## Exercise input

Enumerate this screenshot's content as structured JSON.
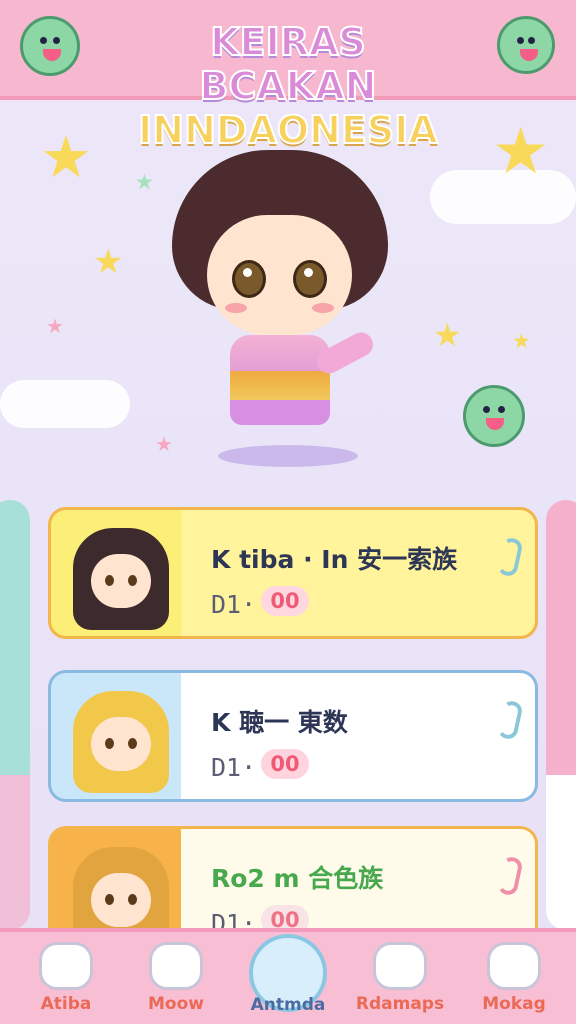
{
  "app": {
    "title_line_1": "KEIRAS BCAKAN",
    "title_line_2": "INNDAONESIA"
  },
  "character_cards": [
    {
      "name": "K tiba · In 安一索族",
      "level_label": "D1·",
      "level_value": "00"
    },
    {
      "name": "K 聴一 東数",
      "level_label": "D1·",
      "level_value": "00"
    },
    {
      "name": "Ro2 m 合色族",
      "level_label": "D1·",
      "level_value": "00"
    }
  ],
  "nav": [
    {
      "label": "Atiba",
      "icon": "home-icon"
    },
    {
      "label": "Moow",
      "icon": "shop-basket-icon"
    },
    {
      "label": "Antmda",
      "icon": "avatar-icon",
      "active": true
    },
    {
      "label": "Rdamaps",
      "icon": "character-icon"
    },
    {
      "label": "Mokag",
      "icon": "mascot-icon"
    }
  ],
  "colors": {
    "header": "#f7b8cf",
    "background": "#e9e4f6",
    "accent_blue": "#8bc7e2",
    "accent_pink": "#f49bbb",
    "accent_yellow": "#f7d15b"
  },
  "icons": [
    "star-icon",
    "cloud-icon",
    "sparkle-icon",
    "mascot-icon"
  ]
}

## Task prompt
Verbatim reproduction of every record is required; images are left out.

## Answer below
Enumerate this screenshot's content as structured JSON.
{
  "app": {
    "title_line_1": "KEIRAS BCAKAN",
    "title_line_2": "INNDAONESIA"
  },
  "character_cards": [
    {
      "name": "K tiba · In 安一索族",
      "level_label": "D1·",
      "level_value": "00"
    },
    {
      "name": "K 聴一 東数",
      "level_label": "D1·",
      "level_value": "00"
    },
    {
      "name": "Ro2 m 合色族",
      "level_label": "D1·",
      "level_value": "00"
    }
  ],
  "nav": [
    {
      "label": "Atiba",
      "icon": "home-icon"
    },
    {
      "label": "Moow",
      "icon": "shop-basket-icon"
    },
    {
      "label": "Antmda",
      "icon": "avatar-icon",
      "active": true
    },
    {
      "label": "Rdamaps",
      "icon": "character-icon"
    },
    {
      "label": "Mokag",
      "icon": "mascot-icon"
    }
  ],
  "colors": {
    "header": "#f7b8cf",
    "background": "#e9e4f6",
    "accent_blue": "#8bc7e2",
    "accent_pink": "#f49bbb",
    "accent_yellow": "#f7d15b"
  },
  "icons": [
    "star-icon",
    "cloud-icon",
    "sparkle-icon",
    "mascot-icon"
  ]
}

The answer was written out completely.